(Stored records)
= = = = =
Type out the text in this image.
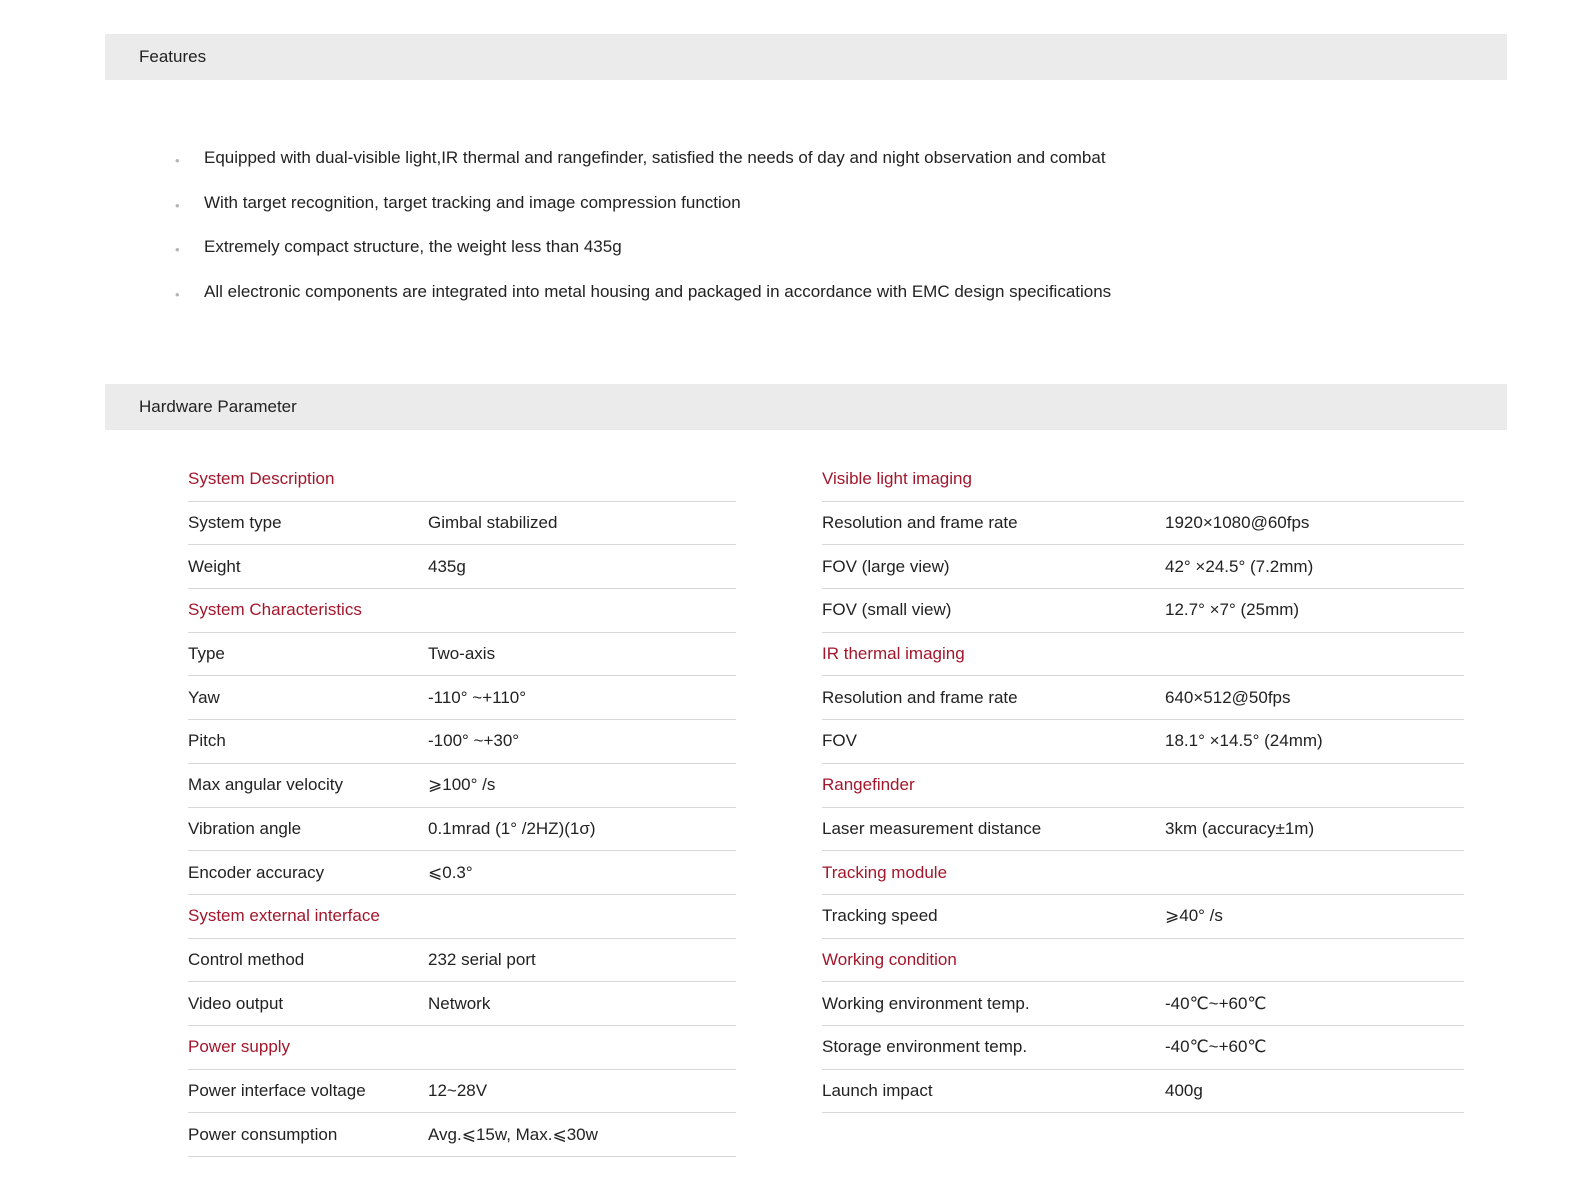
Features
• Equipped with dual-visible light,IR thermal and rangefinder, satisfied the needs of day and night observation and combat
• With target recognition, target tracking and image compression function
• Extremely compact structure, the weight less than 435g
• All electronic components are integrated into metal housing and packaged in accordance with EMC design specifications
Hardware Parameter
System Description
System type	Gimbal stabilized
Weight	435g
System Characteristics
Type	Two-axis
Yaw	-110° ~+110°
Pitch	-100° ~+30°
Max angular velocity	⩾100° /s
Vibration angle	0.1mrad (1° /2HZ)(1σ)
Encoder accuracy	⩽0.3°
System external interface
Control method	232 serial port
Video output	Network
Power supply
Power interface voltage	12~28V
Power consumption	Avg.⩽15w, Max.⩽30w
Visible light imaging
Resolution and frame rate	1920×1080@60fps
FOV (large view)	42° ×24.5° (7.2mm)
FOV (small view)	12.7° ×7° (25mm)
IR thermal imaging
Resolution and frame rate	640×512@50fps
FOV	18.1° ×14.5° (24mm)
Rangefinder
Laser measurement distance	3km (accuracy±1m)
Tracking module
Tracking speed	⩾40° /s
Working condition
Working environment temp.	-40℃~+60℃
Storage environment temp.	-40℃~+60℃
Launch impact	400g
= = = = =
What is being asked :: Scan the material above. Copy each line that holds the word "thermal".

The reply ::
• Equipped with dual-visible light,IR thermal and rangefinder, satisfied the needs of day and night observation and combat
IR thermal imaging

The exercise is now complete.